• [Work required]: Each entry below should be written out exactly as it is, with no pictures.

A run of records:
-*-*-
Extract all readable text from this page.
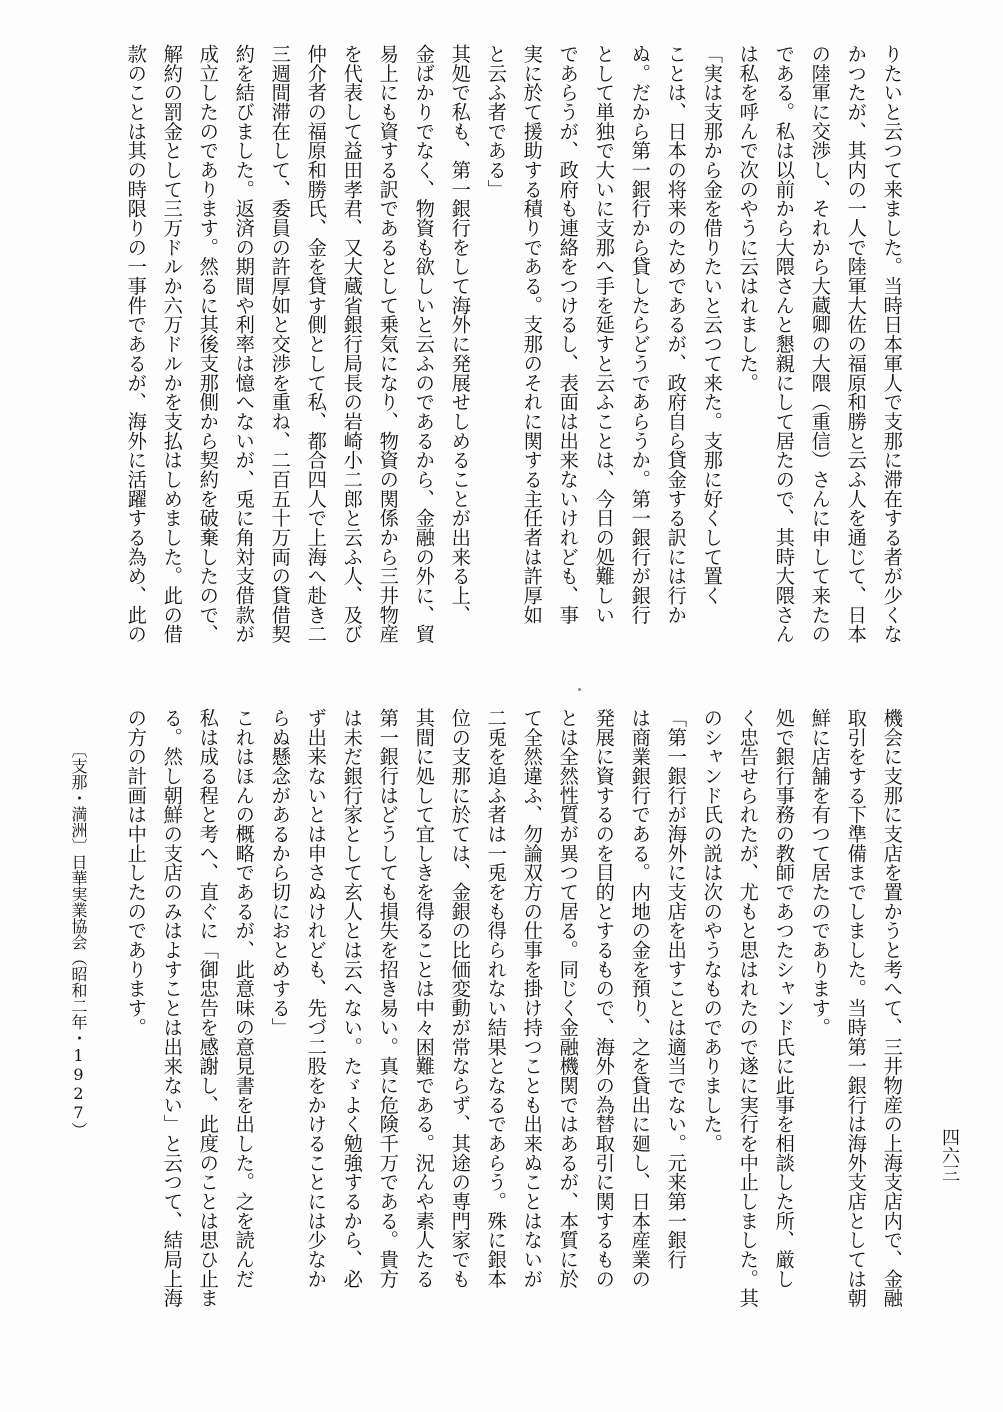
りたいと云つて来ました。当時日本軍人で支那に滞在する者が少くな
かつたが、其内の一人で陸軍大佐の福原和勝と云ふ人を通じて、日本
の陸軍に交渉し、それから大蔵卿の大隈（重信）さんに申して来たの
である。私は以前から大隈さんと懇親にして居たので、其時大隈さん
は私を呼んで次のやうに云はれました。
「実は支那から金を借りたいと云つて来た。支那に好くして置く
ことは、日本の将来のためであるが、政府自ら貸金する訳には行か
ぬ。だから第一銀行から貸したらどうであらうか。第一銀行が銀行
として単独で大いに支那へ手を延すと云ふことは、今日の処難しい
であらうが、政府も連絡をつけるし、表面は出来ないけれども、事
実に於て援助する積りである。支那のそれに関する主任者は許厚如
と云ふ者である」
其処で私も、第一銀行をして海外に発展せしめることが出来る上、
金ばかりでなく、物資も欲しいと云ふのであるから、金融の外に、貿
易上にも資する訳であるとして乗気になり、物資の関係から三井物産
を代表して益田孝君、又大蔵省銀行局長の岩崎小二郎と云ふ人、及び
仲介者の福原和勝氏、金を貸す側として私、都合四人で上海へ赴き二
三週間滞在して、委員の許厚如と交渉を重ね、二百五十万両の貸借契
約を結びました。返済の期間や利率は憶へないが、兎に角対支借款が
成立したのであります。然るに其後支那側から契約を破棄したので、
解約の罰金として三万ドルか六万ドルかを支払はしめました。此の借
款のことは其の時限りの一事件であるが、海外に活躍する為め、此の
〔支那・満洲〕日華実業協会（昭和二年・1927）	機会に支那に支店を置かうと考へて、三井物産の上海支店内で、金融
取引をする下準備までしました。当時第一銀行は海外支店としては朝
鮮に店舗を有つて居たのであります。
処で銀行事務の教師であつたシャンド氏に此事を相談した所、厳し
く忠告せられたが、尤もと思はれたので遂に実行を中止しました。其
のシャンド氏の説は次のやうなものでありました。
「第一銀行が海外に支店を出すことは適当でない。元来第一銀行
は商業銀行である。内地の金を預り、之を貸出に廻し、日本産業の
発展に資するのを目的とするもので、海外の為替取引に関するもの
とは全然性質が異つて居る。同じく金融機関ではあるが、本質に於
て全然違ふ、勿論双方の仕事を掛け持つことも出来ぬことはないが
二兎を追ふ者は一兎をも得られない結果となるであらう。殊に銀本
位の支那に於ては、金銀の比価変動が常ならず、其途の専門家でも
其間に処して宜しきを得ることは中々困難である。況んや素人たる
第一銀行はどうしても損失を招き易い。真に危険千万である。貴方
は未だ銀行家として玄人とは云へない。たゞよく勉強するから、必
ず出来ないとは申さぬけれども、先づ二股をかけることには少なか
らぬ懸念があるから切におとめする」
これはほんの概略であるが、此意味の意見書を出した。之を読んだ
私は成る程と考へ、直ぐに「御忠告を感謝し、此度のことは思ひ止ま
る。然し朝鮮の支店のみはよすことは出来ない」と云つて、結局上海
の方の計画は中止したのであります。
四六三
-*-*-
• [Result for this task]:
Extract all readable text from this page.
りたいと云つて来ました。当時日本軍人で支那に滞在する者が少くな
かつたが、其内の一人で陸軍大佐の福原和勝と云ふ人を通じて、日本
の陸軍に交渉し、それから大蔵卿の大隈（重信）さんに申して来たの
である。私は以前から大隈さんと懇親にして居たので、其時大隈さん
は私を呼んで次のやうに云はれました。
「実は支那から金を借りたいと云つて来た。支那に好くして置く
ことは、日本の将来のためであるが、政府自ら貸金する訳には行か
ぬ。だから第一銀行から貸したらどうであらうか。第一銀行が銀行
として単独で大いに支那へ手を延すと云ふことは、今日の処難しい
であらうが、政府も連絡をつけるし、表面は出来ないけれども、事
実に於て援助する積りである。支那のそれに関する主任者は許厚如
と云ふ者である」
其処で私も、第一銀行をして海外に発展せしめることが出来る上、
金ばかりでなく、物資も欲しいと云ふのであるから、金融の外に、貿
易上にも資する訳であるとして乗気になり、物資の関係から三井物産
を代表して益田孝君、又大蔵省銀行局長の岩崎小二郎と云ふ人、及び
仲介者の福原和勝氏、金を貸す側として私、都合四人で上海へ赴き二
三週間滞在して、委員の許厚如と交渉を重ね、二百五十万両の貸借契
約を結びました。返済の期間や利率は憶へないが、兎に角対支借款が
成立したのであります。然るに其後支那側から契約を破棄したので、
解約の罰金として三万ドルか六万ドルかを支払はしめました。此の借
款のことは其の時限りの一事件であるが、海外に活躍する為め、此の
〔支那・満洲〕日華実業協会（昭和二年・1927）	機会に支那に支店を置かうと考へて、三井物産の上海支店内で、金融
取引をする下準備までしました。当時第一銀行は海外支店としては朝
鮮に店舗を有つて居たのであります。
処で銀行事務の教師であつたシャンド氏に此事を相談した所、厳し
く忠告せられたが、尤もと思はれたので遂に実行を中止しました。其
のシャンド氏の説は次のやうなものでありました。
「第一銀行が海外に支店を出すことは適当でない。元来第一銀行
は商業銀行である。内地の金を預り、之を貸出に廻し、日本産業の
発展に資するのを目的とするもので、海外の為替取引に関するもの
とは全然性質が異つて居る。同じく金融機関ではあるが、本質に於
て全然違ふ、勿論双方の仕事を掛け持つことも出来ぬことはないが
二兎を追ふ者は一兎をも得られない結果となるであらう。殊に銀本
位の支那に於ては、金銀の比価変動が常ならず、其途の専門家でも
其間に処して宜しきを得ることは中々困難である。況んや素人たる
第一銀行はどうしても損失を招き易い。真に危険千万である。貴方
は未だ銀行家として玄人とは云へない。たゞよく勉強するから、必
ず出来ないとは申さぬけれども、先づ二股をかけることには少なか
らぬ懸念があるから切におとめする」
これはほんの概略であるが、此意味の意見書を出した。之を読んだ
私は成る程と考へ、直ぐに「御忠告を感謝し、此度のことは思ひ止ま
る。然し朝鮮の支店のみはよすことは出来ない」と云つて、結局上海
の方の計画は中止したのであります。
四六三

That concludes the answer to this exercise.